(A run of records)

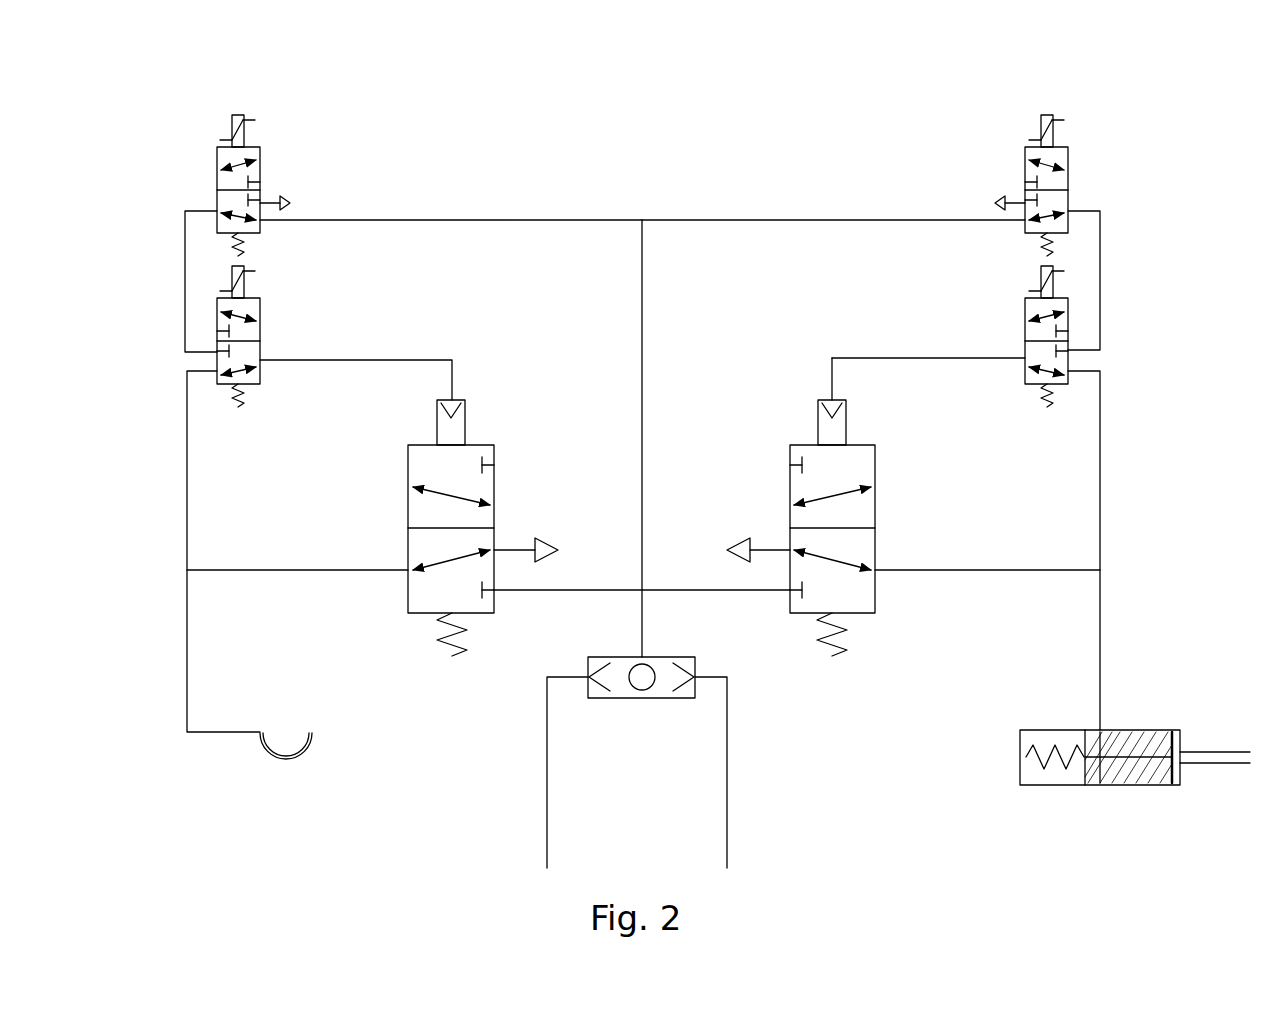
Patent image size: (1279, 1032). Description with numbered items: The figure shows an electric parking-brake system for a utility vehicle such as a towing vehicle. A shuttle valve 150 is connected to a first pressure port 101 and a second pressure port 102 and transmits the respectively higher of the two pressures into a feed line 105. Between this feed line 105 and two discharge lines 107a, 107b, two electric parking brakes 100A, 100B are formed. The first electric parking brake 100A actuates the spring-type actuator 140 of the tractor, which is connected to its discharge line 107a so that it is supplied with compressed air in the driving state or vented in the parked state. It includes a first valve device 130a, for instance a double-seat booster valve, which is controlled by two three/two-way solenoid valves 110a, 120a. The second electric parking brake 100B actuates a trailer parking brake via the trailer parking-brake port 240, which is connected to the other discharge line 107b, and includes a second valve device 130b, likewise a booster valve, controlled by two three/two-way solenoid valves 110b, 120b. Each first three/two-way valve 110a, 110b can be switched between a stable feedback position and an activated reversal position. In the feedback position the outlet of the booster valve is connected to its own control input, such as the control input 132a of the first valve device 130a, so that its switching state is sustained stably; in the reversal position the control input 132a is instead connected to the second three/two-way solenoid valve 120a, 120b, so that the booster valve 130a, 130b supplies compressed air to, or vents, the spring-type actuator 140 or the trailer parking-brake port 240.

The first electric parking brake 100A is at (881, 138).
The second electric parking brake 100B is at (478, 158).
The first pressure port 101 is at (546, 795).
The second pressure port 102 is at (728, 775).
The feed line 105 is at (644, 632).
The discharge line 107a is at (1098, 692).
The discharge line 107b is at (188, 690).
The first 3/2-way solenoid valve 110a is at (1069, 322).
The first 3/2-way solenoid valve 110b is at (216, 322).
The second 3/2-way solenoid valve 120a is at (1069, 190).
The second 3/2-way solenoid valve 120b is at (216, 190).
The first valve device 130a is at (876, 538).
The second valve device 130b is at (495, 493).
The control input 132a is at (820, 415).
The spring-type actuator 140 is at (1068, 788).
The shuttle valve 150 is at (655, 700).
The trailer parking-brake port 240 is at (280, 765).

Problem description:
Lay out the listing above as a Markdown table with the columns Row and Line, putting a row number and one line in each row. Skip blank lines, and leave the pictures out of your answer.

Reply to the exercise:
| Row | Line |
|---|---|
| 1 | Patent image size: (1279, 1032). Description with numbered items: The figure shows an electric parking-brake system for a utility vehicle such as a towing vehicle. A shuttle valve 150 is connected to a first pressure port 101 and a second pressure port 102 and transmits the respectively higher of the two pressures into a feed line 105. Between this feed line 105 and two discharge lines 107a, 107b, two electric parking brakes 100A, 100B are formed. The first electric parking brake 100A actuates the spring-type actuator 140 of the tractor, which is connected to its discharge line 107a so that it is supplied with compressed air in the driving state or vented in the parked state. It includes a first valve device 130a, for instance a double-seat booster valve, which is controlled by two three/two-way solenoid valves 110a, 120a. The second electric parking brake 100B actuates a trailer parking brake via the trailer parking-brake port 240, which is connected to the other discharge line 107b, and includes a second valve device 130b, likewise a booster valve, controlled by two three/two-way solenoid valves 110b, 120b. Each first three/two-way valve 110a, 110b can be switched between a stable feedback position and an activated reversal position. In the feedback position the outlet of the booster valve is connected to its own control input, such as the control input 132a of the first valve device 130a, so that its switching state is sustained stably; in the reversal position the control input 132a is instead connected to the second three/two-way solenoid valve 120a, 120b, so that the booster valve 130a, 130b supplies compressed air to, or vents, the spring-type actuator 140 or the trailer parking-brake port 240. |
| 2 | The first electric parking brake 100A is at (881, 138). |
| 3 | The second electric parking brake 100B is at (478, 158). |
| 4 | The first pressure port 101 is at (546, 795). |
| 5 | The second pressure port 102 is at (728, 775). |
| 6 | The feed line 105 is at (644, 632). |
| 7 | The discharge line 107a is at (1098, 692). |
| 8 | The discharge line 107b is at (188, 690). |
| 9 | The first 3/2-way solenoid valve 110a is at (1069, 322). |
| 10 | The first 3/2-way solenoid valve 110b is at (216, 322). |
| 11 | The second 3/2-way solenoid valve 120a is at (1069, 190). |
| 12 | The second 3/2-way solenoid valve 120b is at (216, 190). |
| 13 | The first valve device 130a is at (876, 538). |
| 14 | The second valve device 130b is at (495, 493). |
| 15 | The control input 132a is at (820, 415). |
| 16 | The spring-type actuator 140 is at (1068, 788). |
| 17 | The shuttle valve 150 is at (655, 700). |
| 18 | The trailer parking-brake port 240 is at (280, 765). |